▶ [Objective]: Your job is to retype all of the data word for word, leaving every image out.

▶ [Data rows]:
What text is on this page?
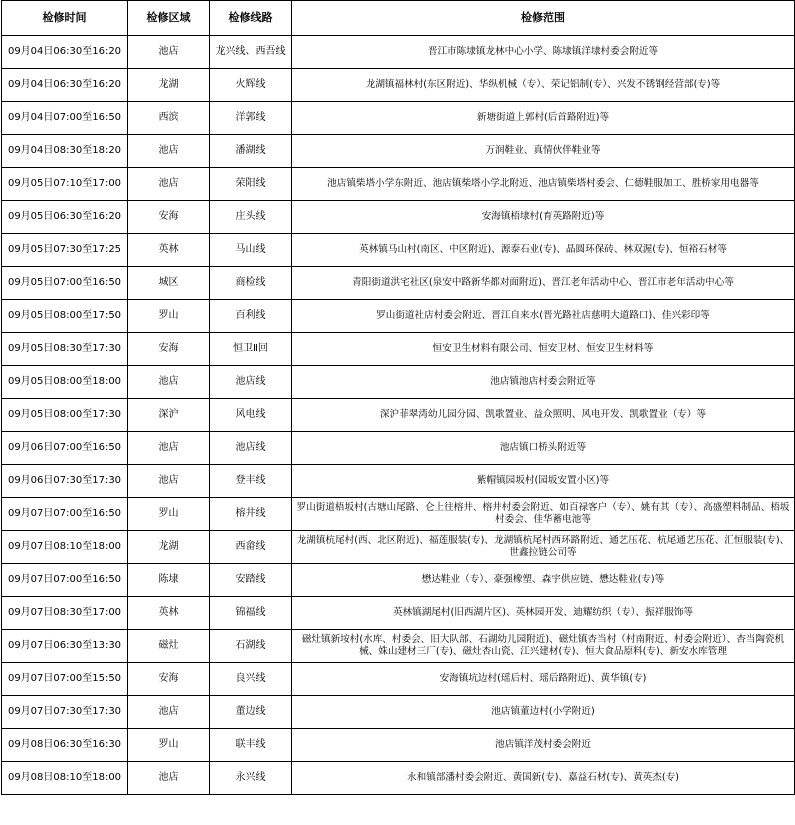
检修时间	检修区域	检修线路	检修范围
09月04日06:30至16:20	池店	龙兴线、西吾线	晋江市陈埭镇龙林中心小学、陈埭镇洋埭村委会附近等
09月04日06:30至16:20	龙湖	火辉线	龙湖镇福林村(东区附近)、华纵机械（专）、荣记铝制(专）、兴发不锈钢经营部(专)等
09月04日07:00至16:50	西滨	洋郭线	新塘街道上郭村(后首路附近)等
09月04日08:30至18:20	池店	潘湖线	万润鞋业、真情伙伴鞋业等
09月05日07:10至17:00	池店	荣阳线	池店镇柴塔小学东附近、池店镇柴塔小学北附近、池店镇柴塔村委会、仁德鞋服加工、胜桥家用电器等
09月05日06:30至16:20	安海	庄头线	安海镇梧埭村(育英路附近)等
09月05日07:30至17:25	英林	马山线	英林镇马山村(南区、中区附近)、源泰石业(专)、晶圆环保砖、林双渥(专)、恒裕石材等
09月05日07:00至16:50	城区	商检线	青阳街道洪宅社区(泉安中路新华都对面附近)、晋江老年活动中心、晋江市老年活动中心等
09月05日08:00至17:50	罗山	百利线	罗山街道社店村委会附近、晋江自来水(晋光路社店慈明大道路口)、佳兴彩印等
09月05日08:30至17:30	安海	恒卫Ⅱ回	恒安卫生材料有限公司、恒安卫材、恒安卫生材料等
09月05日08:00至18:00	池店	池店线	池店镇池店村委会附近等
09月05日08:00至17:30	深沪	风电线	深沪菲翠湾幼儿园分园、凯歌置业、益众照明、风电开发、凯歌置业（专）等
09月06日07:00至16:50	池店	池店线	池店镇口桥头附近等
09月06日07:30至17:30	池店	登丰线	紫帽镇园坂村(园坂安置小区)等
09月07日07:00至16:50	罗山	榕井线	罗山街道梧坂村(古塘山尾路、仑上往榕井、榕井村委会附近、如百禄客户（专）、姚有其（专）、高盛塑料制品、梧坂村委会、佳华蓄电池等
09月07日08:10至18:00	龙湖	西畲线	龙湖镇杭尾村(西、北区附近)、福莲服装(专)、龙湖镇杭尾村西环路附近、通艺压花、杭尾通艺压花、汇恒服装(专)、世鑫拉链公司等
09月07日07:00至16:50	陈埭	安踏线	懋达鞋业（专）、豪强橡塑、森宇供应链、懋达鞋业(专)等
09月07日08:30至17:00	英林	锦福线	英林镇湖尾村(旧西湖片区)、英林园开发、迪耀纺织（专）、振祥服饰等
09月07日06:30至13:30	磁灶	石湖线	磁灶镇新垵村(水库、村委会、旧大队部、石湖幼儿园附近)、磁灶镇杏当村（村南附近、村委会附近）、杏当陶瓷机械、姝山建材三厂(专)、磁灶杏山瓷、江兴建材(专)、恒大食品原料(专)、新安水库管理
09月07日07:00至15:50	安海	良兴线	安海镇坑边村(瑶后村、瑶后路附近)、黄华镇(专)
09月07日07:30至17:30	池店	董边线	池店镇董边村(小学附近)
09月08日06:30至16:30	罗山	联丰线	池店镇洋茂村委会附近
09月08日08:10至18:00	池店	永兴线	永和镇部潘村委会附近、黄国新(专)、嘉益石材(专)、黄英杰(专)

▶ [Result for this exercise]:
What text is on this page?
检修时间	检修区域	检修线路	检修范围
09月04日06:30至16:20	池店	龙兴线、西吾线	晋江市陈埭镇龙林中心小学、陈埭镇洋埭村委会附近等
09月04日06:30至16:20	龙湖	火辉线	龙湖镇福林村(东区附近)、华纵机械（专）、荣记铝制(专）、兴发不锈钢经营部(专)等
09月04日07:00至16:50	西滨	洋郭线	新塘街道上郭村(后首路附近)等
09月04日08:30至18:20	池店	潘湖线	万润鞋业、真情伙伴鞋业等
09月05日07:10至17:00	池店	荣阳线	池店镇柴塔小学东附近、池店镇柴塔小学北附近、池店镇柴塔村委会、仁德鞋服加工、胜桥家用电器等
09月05日06:30至16:20	安海	庄头线	安海镇梧埭村(育英路附近)等
09月05日07:30至17:25	英林	马山线	英林镇马山村(南区、中区附近)、源泰石业(专)、晶圆环保砖、林双渥(专)、恒裕石材等
09月05日07:00至16:50	城区	商检线	青阳街道洪宅社区(泉安中路新华都对面附近)、晋江老年活动中心、晋江市老年活动中心等
09月05日08:00至17:50	罗山	百利线	罗山街道社店村委会附近、晋江自来水(晋光路社店慈明大道路口)、佳兴彩印等
09月05日08:30至17:30	安海	恒卫Ⅱ回	恒安卫生材料有限公司、恒安卫材、恒安卫生材料等
09月05日08:00至18:00	池店	池店线	池店镇池店村委会附近等
09月05日08:00至17:30	深沪	风电线	深沪菲翠湾幼儿园分园、凯歌置业、益众照明、风电开发、凯歌置业（专）等
09月06日07:00至16:50	池店	池店线	池店镇口桥头附近等
09月06日07:30至17:30	池店	登丰线	紫帽镇园坂村(园坂安置小区)等
09月07日07:00至16:50	罗山	榕井线	罗山街道梧坂村(古塘山尾路、仑上往榕井、榕井村委会附近、如百禄客户（专）、姚有其（专）、高盛塑料制品、梧坂村委会、佳华蓄电池等
09月07日08:10至18:00	龙湖	西畲线	龙湖镇杭尾村(西、北区附近)、福莲服装(专)、龙湖镇杭尾村西环路附近、通艺压花、杭尾通艺压花、汇恒服装(专)、世鑫拉链公司等
09月07日07:00至16:50	陈埭	安踏线	懋达鞋业（专）、豪强橡塑、森宇供应链、懋达鞋业(专)等
09月07日08:30至17:00	英林	锦福线	英林镇湖尾村(旧西湖片区)、英林园开发、迪耀纺织（专）、振祥服饰等
09月07日06:30至13:30	磁灶	石湖线	磁灶镇新垵村(水库、村委会、旧大队部、石湖幼儿园附近)、磁灶镇杏当村（村南附近、村委会附近）、杏当陶瓷机械、姝山建材三厂(专)、磁灶杏山瓷、江兴建材(专)、恒大食品原料(专)、新安水库管理
09月07日07:00至15:50	安海	良兴线	安海镇坑边村(瑶后村、瑶后路附近)、黄华镇(专)
09月07日07:30至17:30	池店	董边线	池店镇董边村(小学附近)
09月08日06:30至16:30	罗山	联丰线	池店镇洋茂村委会附近
09月08日08:10至18:00	池店	永兴线	永和镇部潘村委会附近、黄国新(专)、嘉益石材(专)、黄英杰(专)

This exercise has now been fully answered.